## EXERCISE:
Leave the pictures out, and retype all of the material exactly as written.

[Stored data]

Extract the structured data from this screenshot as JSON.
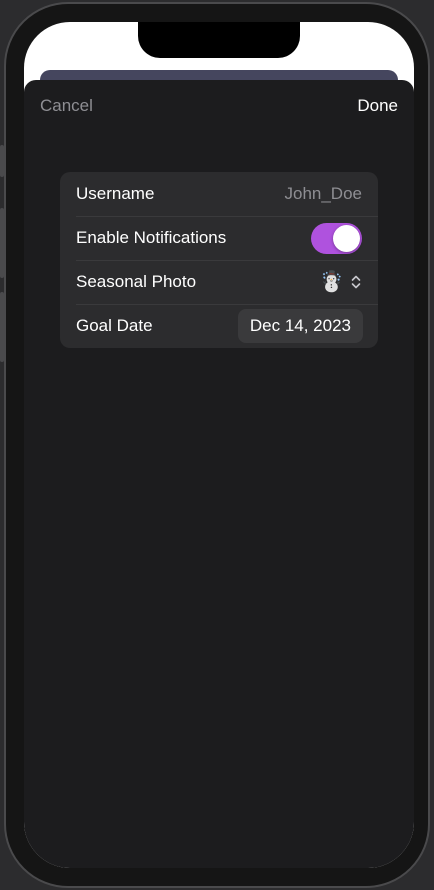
{
  "nav": {
    "cancel_label": "Cancel",
    "done_label": "Done"
  },
  "form": {
    "rows": [
      {
        "label": "Username",
        "value": "John_Doe"
      },
      {
        "label": "Enable Notifications",
        "toggle_on": true
      },
      {
        "label": "Seasonal Photo",
        "value": "☃️"
      },
      {
        "label": "Goal Date",
        "value": "Dec 14, 2023"
      }
    ]
  },
  "colors": {
    "accent_toggle": "#af52de",
    "sheet_background": "#1c1c1e",
    "group_background": "#2c2c2e"
  },
  "icons": {
    "seasonal_photo": "snowman-icon",
    "picker_indicator": "chevron-up-down-icon"
  }
}
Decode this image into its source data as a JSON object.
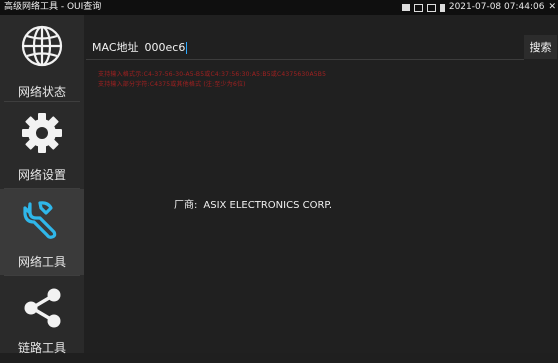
{
  "statusbar": {
    "app_title": "高级网络工具 - OUI查询",
    "datetime": "2021-07-08 07:44:06"
  },
  "sidebar": {
    "items": [
      {
        "label": "网络状态",
        "icon": "globe-icon",
        "active": false
      },
      {
        "label": "网络设置",
        "icon": "gear-icon",
        "active": false
      },
      {
        "label": "网络工具",
        "icon": "wrench-icon",
        "active": true
      },
      {
        "label": "链路工具",
        "icon": "share-icon",
        "active": false
      }
    ]
  },
  "main": {
    "search": {
      "label": "MAC地址",
      "value": "000ec6",
      "button_label": "搜索"
    },
    "hints": [
      "支持输入格式示:C4-37-56-30-A5-B5或C4:37:56:30:A5:B5或C4375630A5B5",
      "支持输入部分字符:C4375或其他格式 (注:至少为6位)"
    ],
    "result": {
      "vendor_label": "厂商:",
      "vendor_value": "ASIX ELECTRONICS CORP."
    }
  },
  "colors": {
    "hint_text": "#a02020",
    "caret": "#2aa8ff",
    "background": "#202020"
  }
}
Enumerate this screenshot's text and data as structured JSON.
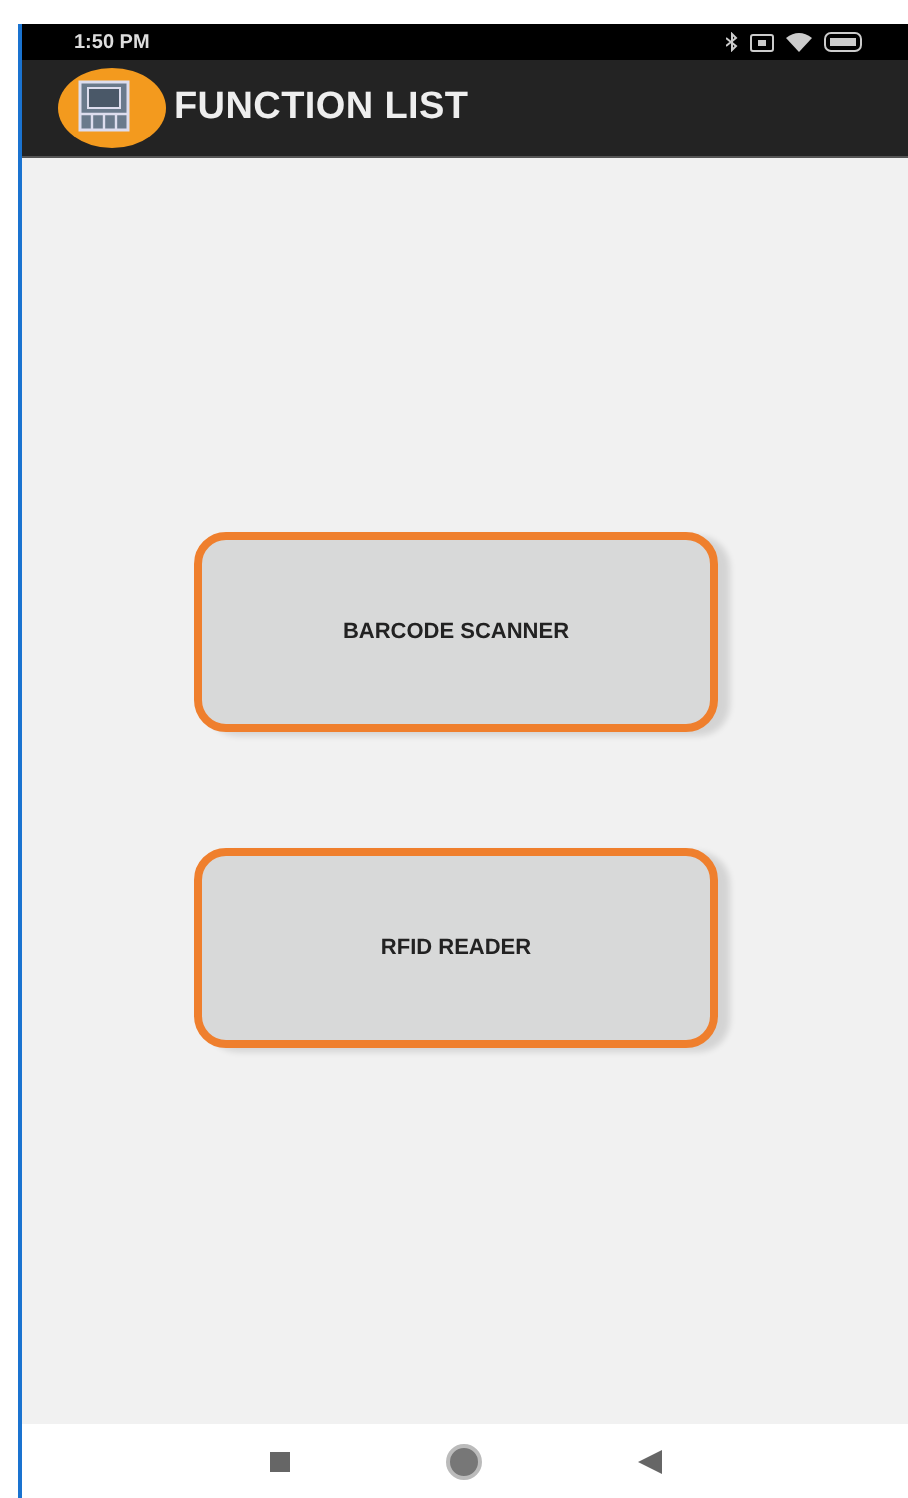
{
  "status_bar": {
    "time": "1:50 PM"
  },
  "app_bar": {
    "title": "FUNCTION LIST"
  },
  "buttons": [
    {
      "label": "BARCODE SCANNER"
    },
    {
      "label": "RFID READER"
    }
  ]
}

## RESPONSE:
Extract the structured data from this screenshot as JSON.
{
  "nav": {
    "cancel_label": "Cancel",
    "done_label": "Done"
  },
  "form": {
    "rows": [
      {
        "label": "Username",
        "value": "John_Doe"
      },
      {
        "label": "Enable Notifications",
        "toggle_on": true
      },
      {
        "label": "Seasonal Photo",
        "value": "☃️"
      },
      {
        "label": "Goal Date",
        "value": "Dec 14, 2023"
      }
    ]
  },
  "colors": {
    "accent_toggle": "#af52de",
    "sheet_background": "#1c1c1e",
    "group_background": "#2c2c2e"
  },
  "icons": {
    "seasonal_photo": "snowman-icon",
    "picker_indicator": "chevron-up-down-icon"
  }
}
Decode this image into its source data as a JSON object.
{
  "statusbar": {
    "app_title": "高级网络工具 - OUI查询",
    "datetime": "2021-07-08 07:44:06"
  },
  "sidebar": {
    "items": [
      {
        "label": "网络状态",
        "icon": "globe-icon",
        "active": false
      },
      {
        "label": "网络设置",
        "icon": "gear-icon",
        "active": false
      },
      {
        "label": "网络工具",
        "icon": "wrench-icon",
        "active": true
      },
      {
        "label": "链路工具",
        "icon": "share-icon",
        "active": false
      }
    ]
  },
  "main": {
    "search": {
      "label": "MAC地址",
      "value": "000ec6",
      "button_label": "搜索"
    },
    "hints": [
      "支持输入格式示:C4-37-56-30-A5-B5或C4:37:56:30:A5:B5或C4375630A5B5",
      "支持输入部分字符:C4375或其他格式 (注:至少为6位)"
    ],
    "result": {
      "vendor_label": "厂商:",
      "vendor_value": "ASIX ELECTRONICS CORP."
    }
  },
  "colors": {
    "hint_text": "#a02020",
    "caret": "#2aa8ff",
    "background": "#202020"
  }
}
Enumerate this screenshot's text and data as structured JSON.
{
  "status_bar": {
    "time": "1:50 PM"
  },
  "app_bar": {
    "title": "FUNCTION LIST"
  },
  "buttons": [
    {
      "label": "BARCODE SCANNER"
    },
    {
      "label": "RFID READER"
    }
  ]
}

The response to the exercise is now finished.